EXERCISE DETAILS
Output word for word the lines from the one with "Read all visible content and emit it as JSON." to the final line of the data, both ends included, but skip the pictures.

------

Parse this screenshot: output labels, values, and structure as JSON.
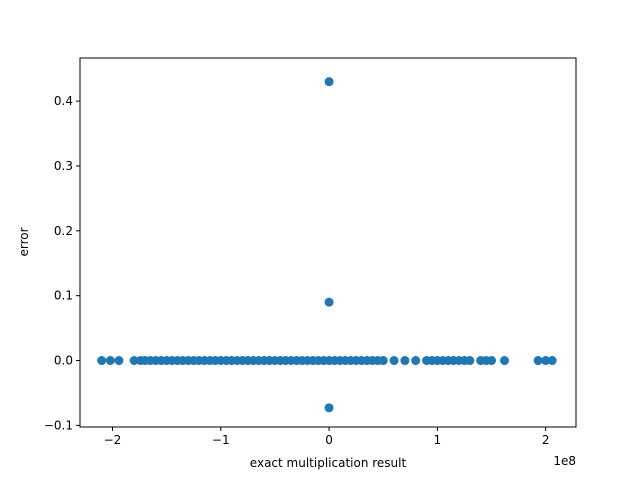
{
  "chart_data": {
    "type": "scatter",
    "title": "",
    "xlabel": "exact multiplication result",
    "ylabel": "error",
    "x_offset_label": "1e8",
    "xlim": [
      -230000000.0,
      228000000.0
    ],
    "ylim": [
      -0.1025,
      0.4665
    ],
    "xticks": [
      {
        "value": -200000000.0,
        "label": "−2"
      },
      {
        "value": -100000000.0,
        "label": "−1"
      },
      {
        "value": 0,
        "label": "0"
      },
      {
        "value": 100000000.0,
        "label": "1"
      },
      {
        "value": 200000000.0,
        "label": "2"
      }
    ],
    "yticks": [
      {
        "value": -0.1,
        "label": "−0.1"
      },
      {
        "value": 0.0,
        "label": "0.0"
      },
      {
        "value": 0.1,
        "label": "0.1"
      },
      {
        "value": 0.2,
        "label": "0.2"
      },
      {
        "value": 0.3,
        "label": "0.3"
      },
      {
        "value": 0.4,
        "label": "0.4"
      }
    ],
    "grid": false,
    "marker_color": "#1f77b4",
    "series": [
      {
        "x": [
          0,
          0,
          0,
          -210000000.0,
          -202000000.0,
          -194000000.0,
          -180000000.0,
          -174000000.0,
          -170000000.0,
          -165000000.0,
          -160000000.0,
          -155000000.0,
          -150000000.0,
          -145000000.0,
          -140000000.0,
          -135000000.0,
          -130000000.0,
          -125000000.0,
          -120000000.0,
          -115000000.0,
          -110000000.0,
          -105000000.0,
          -100000000.0,
          -95000000.0,
          -90000000.0,
          -85000000.0,
          -80000000.0,
          -75000000.0,
          -70000000.0,
          -65000000.0,
          -60000000.0,
          -55000000.0,
          -50000000.0,
          -45000000.0,
          -40000000.0,
          -35000000.0,
          -30000000.0,
          -25000000.0,
          -20000000.0,
          -15000000.0,
          -10000000.0,
          -5000000.0,
          0,
          5000000.0,
          10000000.0,
          15000000.0,
          20000000.0,
          25000000.0,
          30000000.0,
          35000000.0,
          40000000.0,
          45000000.0,
          50000000.0,
          60000000.0,
          70000000.0,
          80000000.0,
          90000000.0,
          95000000.0,
          100000000.0,
          105000000.0,
          110000000.0,
          115000000.0,
          120000000.0,
          125000000.0,
          130000000.0,
          140000000.0,
          145000000.0,
          150000000.0,
          162000000.0,
          193000000.0,
          200000000.0,
          206000000.0
        ],
        "y": [
          0.43,
          0.09,
          -0.073,
          0,
          0,
          0,
          0,
          0,
          0,
          0,
          0,
          0,
          0,
          0,
          0,
          0,
          0,
          0,
          0,
          0,
          0,
          0,
          0,
          0,
          0,
          0,
          0,
          0,
          0,
          0,
          0,
          0,
          0,
          0,
          0,
          0,
          0,
          0,
          0,
          0,
          0,
          0,
          0,
          0,
          0,
          0,
          0,
          0,
          0,
          0,
          0,
          0,
          0,
          0,
          0,
          0,
          0,
          0,
          0,
          0,
          0,
          0,
          0,
          0,
          0,
          0,
          0,
          0,
          0,
          0,
          0,
          0
        ]
      }
    ]
  }
}
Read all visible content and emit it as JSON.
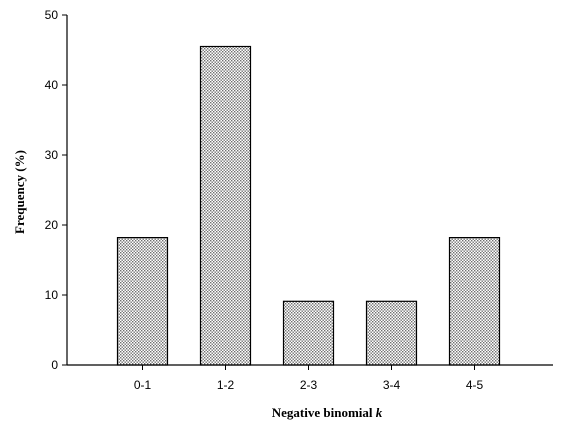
{
  "chart_data": {
    "type": "bar",
    "categories": [
      "0-1",
      "1-2",
      "2-3",
      "3-4",
      "4-5"
    ],
    "values": [
      18.2,
      45.5,
      9.1,
      9.1,
      18.2
    ],
    "title": "",
    "xlabel": "Negative binomial",
    "xlabel_symbol": "k",
    "ylabel": "Frequency (%)",
    "ylim": [
      0,
      50
    ],
    "yticks": [
      0,
      10,
      20,
      30,
      40,
      50
    ],
    "grid": false,
    "legend": "none",
    "bar_fill": "#c8c8c8",
    "bar_stroke": "#000000"
  }
}
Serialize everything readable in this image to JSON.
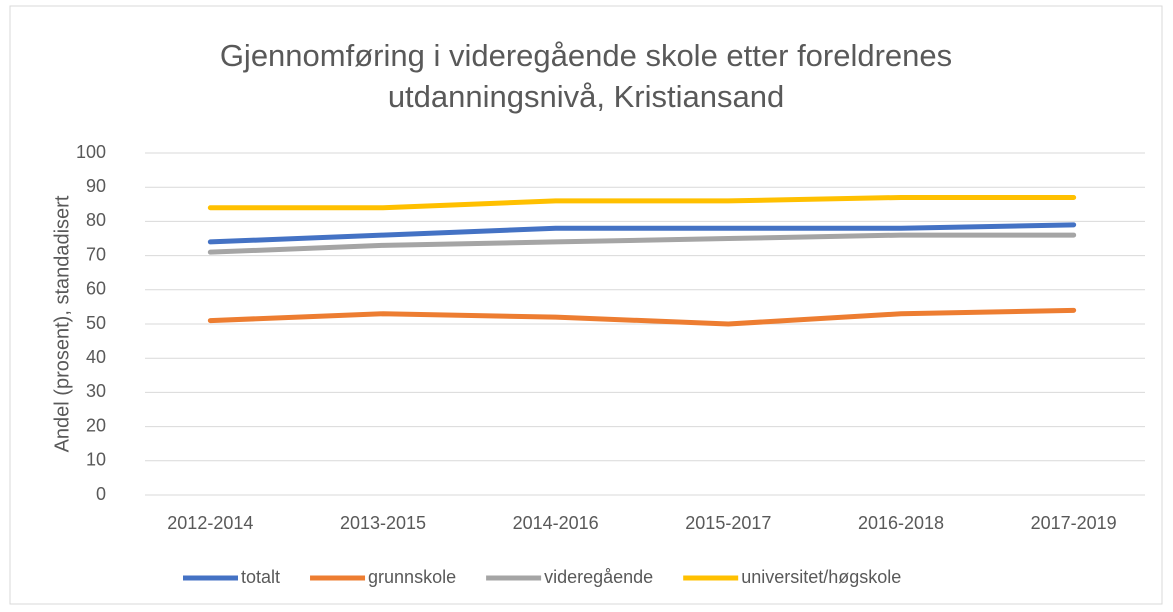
{
  "chart_data": {
    "type": "line",
    "title": [
      "Gjennomføring i videregående skole etter foreldrenes",
      "utdanningsnivå, Kristiansand"
    ],
    "ylabel": "Andel (prosent), standadisert",
    "categories": [
      "2012-2014",
      "2013-2015",
      "2014-2016",
      "2015-2017",
      "2016-2018",
      "2017-2019"
    ],
    "series": [
      {
        "name": "totalt",
        "color": "#4472c4",
        "values": [
          74,
          76,
          78,
          78,
          78,
          79
        ]
      },
      {
        "name": "grunnskole",
        "color": "#ed7d31",
        "values": [
          51,
          53,
          52,
          50,
          53,
          54
        ]
      },
      {
        "name": "videregående",
        "color": "#a5a5a5",
        "values": [
          71,
          73,
          74,
          75,
          76,
          76
        ]
      },
      {
        "name": "universitet/høgskole",
        "color": "#ffc000",
        "values": [
          84,
          84,
          86,
          86,
          87,
          87
        ]
      }
    ],
    "ylim": [
      0,
      100
    ],
    "yticks": [
      0,
      10,
      20,
      30,
      40,
      50,
      60,
      70,
      80,
      90,
      100
    ],
    "grid": true,
    "legend": "bottom"
  }
}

------

FULL SOLUTION
Read all visible content and emit it as JSON.
{
  "chart_data": {
    "type": "bar",
    "categories": [
      "0-1",
      "1-2",
      "2-3",
      "3-4",
      "4-5"
    ],
    "values": [
      18.2,
      45.5,
      9.1,
      9.1,
      18.2
    ],
    "title": "",
    "xlabel": "Negative binomial",
    "xlabel_symbol": "k",
    "ylabel": "Frequency (%)",
    "ylim": [
      0,
      50
    ],
    "yticks": [
      0,
      10,
      20,
      30,
      40,
      50
    ],
    "grid": false,
    "legend": "none",
    "bar_fill": "#c8c8c8",
    "bar_stroke": "#000000"
  }
}
Serialize everything readable in this image to JSON.
{
  "chart_data": {
    "type": "line",
    "title": [
      "Gjennomføring i videregående skole etter foreldrenes",
      "utdanningsnivå, Kristiansand"
    ],
    "ylabel": "Andel (prosent), standadisert",
    "categories": [
      "2012-2014",
      "2013-2015",
      "2014-2016",
      "2015-2017",
      "2016-2018",
      "2017-2019"
    ],
    "series": [
      {
        "name": "totalt",
        "color": "#4472c4",
        "values": [
          74,
          76,
          78,
          78,
          78,
          79
        ]
      },
      {
        "name": "grunnskole",
        "color": "#ed7d31",
        "values": [
          51,
          53,
          52,
          50,
          53,
          54
        ]
      },
      {
        "name": "videregående",
        "color": "#a5a5a5",
        "values": [
          71,
          73,
          74,
          75,
          76,
          76
        ]
      },
      {
        "name": "universitet/høgskole",
        "color": "#ffc000",
        "values": [
          84,
          84,
          86,
          86,
          87,
          87
        ]
      }
    ],
    "ylim": [
      0,
      100
    ],
    "yticks": [
      0,
      10,
      20,
      30,
      40,
      50,
      60,
      70,
      80,
      90,
      100
    ],
    "grid": true,
    "legend": "bottom"
  }
}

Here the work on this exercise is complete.